§ Prompt: Filter these entries, keeping only lines that hold the word "Entertainment".

[Stored data]
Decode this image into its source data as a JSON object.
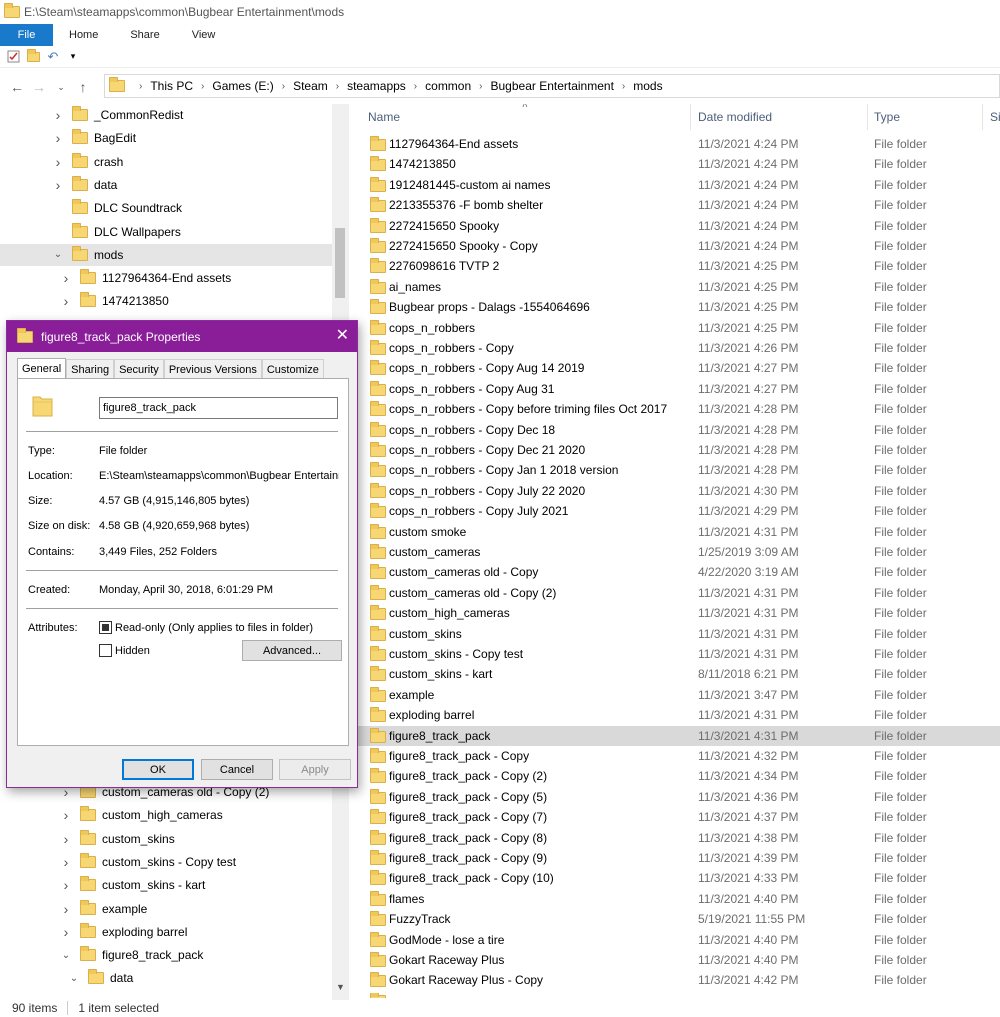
{
  "window": {
    "title": "E:\\Steam\\steamapps\\common\\Bugbear Entertainment\\mods"
  },
  "ribbon": {
    "tabs": [
      "File",
      "Home",
      "Share",
      "View"
    ]
  },
  "nav": {
    "breadcrumb": [
      "This PC",
      "Games (E:)",
      "Steam",
      "steamapps",
      "common",
      "Bugbear Entertainment",
      "mods"
    ]
  },
  "tree_top": [
    {
      "label": "_CommonRedist",
      "level": 1,
      "expandable": true
    },
    {
      "label": "BagEdit",
      "level": 1,
      "expandable": true
    },
    {
      "label": "crash",
      "level": 1,
      "expandable": true
    },
    {
      "label": "data",
      "level": 1,
      "expandable": true
    },
    {
      "label": "DLC Soundtrack",
      "level": 1,
      "expandable": false
    },
    {
      "label": "DLC Wallpapers",
      "level": 1,
      "expandable": false
    },
    {
      "label": "mods",
      "level": 1,
      "expanded": true,
      "selected": true
    },
    {
      "label": "1127964364-End assets",
      "level": 2,
      "expandable": true
    },
    {
      "label": "1474213850",
      "level": 2,
      "expandable": true
    }
  ],
  "tree_bottom": [
    {
      "label": "custom_cameras old - Copy (2)",
      "level": 2,
      "expandable": true
    },
    {
      "label": "custom_high_cameras",
      "level": 2,
      "expandable": true
    },
    {
      "label": "custom_skins",
      "level": 2,
      "expandable": true
    },
    {
      "label": "custom_skins - Copy test",
      "level": 2,
      "expandable": true
    },
    {
      "label": "custom_skins - kart",
      "level": 2,
      "expandable": true
    },
    {
      "label": "example",
      "level": 2,
      "expandable": true
    },
    {
      "label": "exploding barrel",
      "level": 2,
      "expandable": true
    },
    {
      "label": "figure8_track_pack",
      "level": 2,
      "expanded": true
    },
    {
      "label": "data",
      "level": 3,
      "expanded": true
    }
  ],
  "list": {
    "columns": {
      "name": "Name",
      "date": "Date modified",
      "type": "Type",
      "size": "Si"
    },
    "rows": [
      {
        "name": "1127964364-End assets",
        "date": "11/3/2021 4:24 PM",
        "type": "File folder"
      },
      {
        "name": "1474213850",
        "date": "11/3/2021 4:24 PM",
        "type": "File folder"
      },
      {
        "name": "1912481445-custom ai names",
        "date": "11/3/2021 4:24 PM",
        "type": "File folder"
      },
      {
        "name": "2213355376 -F bomb shelter",
        "date": "11/3/2021 4:24 PM",
        "type": "File folder"
      },
      {
        "name": "2272415650 Spooky",
        "date": "11/3/2021 4:24 PM",
        "type": "File folder"
      },
      {
        "name": "2272415650 Spooky - Copy",
        "date": "11/3/2021 4:24 PM",
        "type": "File folder"
      },
      {
        "name": "2276098616 TVTP 2",
        "date": "11/3/2021 4:25 PM",
        "type": "File folder"
      },
      {
        "name": "ai_names",
        "date": "11/3/2021 4:25 PM",
        "type": "File folder"
      },
      {
        "name": "Bugbear props - Dalags -1554064696",
        "date": "11/3/2021 4:25 PM",
        "type": "File folder"
      },
      {
        "name": "cops_n_robbers",
        "date": "11/3/2021 4:25 PM",
        "type": "File folder"
      },
      {
        "name": "cops_n_robbers - Copy",
        "date": "11/3/2021 4:26 PM",
        "type": "File folder"
      },
      {
        "name": "cops_n_robbers - Copy Aug 14 2019",
        "date": "11/3/2021 4:27 PM",
        "type": "File folder"
      },
      {
        "name": "cops_n_robbers - Copy Aug 31",
        "date": "11/3/2021 4:27 PM",
        "type": "File folder"
      },
      {
        "name": "cops_n_robbers - Copy before triming files Oct 2017",
        "date": "11/3/2021 4:28 PM",
        "type": "File folder"
      },
      {
        "name": "cops_n_robbers - Copy Dec 18",
        "date": "11/3/2021 4:28 PM",
        "type": "File folder"
      },
      {
        "name": "cops_n_robbers - Copy Dec 21 2020",
        "date": "11/3/2021 4:28 PM",
        "type": "File folder"
      },
      {
        "name": "cops_n_robbers - Copy Jan 1 2018 version",
        "date": "11/3/2021 4:28 PM",
        "type": "File folder"
      },
      {
        "name": "cops_n_robbers - Copy July 22  2020",
        "date": "11/3/2021 4:30 PM",
        "type": "File folder"
      },
      {
        "name": "cops_n_robbers - Copy July 2021",
        "date": "11/3/2021 4:29 PM",
        "type": "File folder"
      },
      {
        "name": "custom smoke",
        "date": "11/3/2021 4:31 PM",
        "type": "File folder"
      },
      {
        "name": "custom_cameras",
        "date": "1/25/2019 3:09 AM",
        "type": "File folder"
      },
      {
        "name": "custom_cameras old - Copy",
        "date": "4/22/2020 3:19 AM",
        "type": "File folder"
      },
      {
        "name": "custom_cameras old - Copy (2)",
        "date": "11/3/2021 4:31 PM",
        "type": "File folder"
      },
      {
        "name": "custom_high_cameras",
        "date": "11/3/2021 4:31 PM",
        "type": "File folder"
      },
      {
        "name": "custom_skins",
        "date": "11/3/2021 4:31 PM",
        "type": "File folder"
      },
      {
        "name": "custom_skins - Copy test",
        "date": "11/3/2021 4:31 PM",
        "type": "File folder"
      },
      {
        "name": "custom_skins - kart",
        "date": "8/11/2018 6:21 PM",
        "type": "File folder"
      },
      {
        "name": "example",
        "date": "11/3/2021 3:47 PM",
        "type": "File folder"
      },
      {
        "name": "exploding barrel",
        "date": "11/3/2021 4:31 PM",
        "type": "File folder"
      },
      {
        "name": "figure8_track_pack",
        "date": "11/3/2021 4:31 PM",
        "type": "File folder",
        "selected": true
      },
      {
        "name": "figure8_track_pack - Copy",
        "date": "11/3/2021 4:32 PM",
        "type": "File folder"
      },
      {
        "name": "figure8_track_pack - Copy (2)",
        "date": "11/3/2021 4:34 PM",
        "type": "File folder"
      },
      {
        "name": "figure8_track_pack - Copy (5)",
        "date": "11/3/2021 4:36 PM",
        "type": "File folder"
      },
      {
        "name": "figure8_track_pack - Copy (7)",
        "date": "11/3/2021 4:37 PM",
        "type": "File folder"
      },
      {
        "name": "figure8_track_pack - Copy (8)",
        "date": "11/3/2021 4:38 PM",
        "type": "File folder"
      },
      {
        "name": "figure8_track_pack - Copy (9)",
        "date": "11/3/2021 4:39 PM",
        "type": "File folder"
      },
      {
        "name": "figure8_track_pack - Copy (10)",
        "date": "11/3/2021 4:33 PM",
        "type": "File folder"
      },
      {
        "name": "flames",
        "date": "11/3/2021 4:40 PM",
        "type": "File folder"
      },
      {
        "name": "FuzzyTrack",
        "date": "5/19/2021 11:55 PM",
        "type": "File folder"
      },
      {
        "name": "GodMode - lose a tire",
        "date": "11/3/2021 4:40 PM",
        "type": "File folder"
      },
      {
        "name": "Gokart Raceway Plus",
        "date": "11/3/2021 4:40 PM",
        "type": "File folder"
      },
      {
        "name": "Gokart Raceway Plus - Copy",
        "date": "11/3/2021 4:42 PM",
        "type": "File folder"
      }
    ]
  },
  "status": {
    "items": "90 items",
    "selected": "1 item selected"
  },
  "dialog": {
    "title": "figure8_track_pack Properties",
    "tabs": [
      "General",
      "Sharing",
      "Security",
      "Previous Versions",
      "Customize"
    ],
    "name": "figure8_track_pack",
    "type_label": "Type:",
    "type_value": "File folder",
    "location_label": "Location:",
    "location_value": "E:\\Steam\\steamapps\\common\\Bugbear Entertainme",
    "size_label": "Size:",
    "size_value": "4.57 GB (4,915,146,805 bytes)",
    "disk_label": "Size on disk:",
    "disk_value": "4.58 GB (4,920,659,968 bytes)",
    "contains_label": "Contains:",
    "contains_value": "3,449 Files, 252 Folders",
    "created_label": "Created:",
    "created_value": "Monday, April 30, 2018, 6:01:29 PM",
    "attributes_label": "Attributes:",
    "readonly_label": "Read-only (Only applies to files in folder)",
    "hidden_label": "Hidden",
    "advanced_label": "Advanced...",
    "ok_label": "OK",
    "cancel_label": "Cancel",
    "apply_label": "Apply"
  }
}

§ Worked solution:
    "title": "E:\\Steam\\steamapps\\common\\Bugbear Entertainment\\mods"
      "Bugbear Entertainment",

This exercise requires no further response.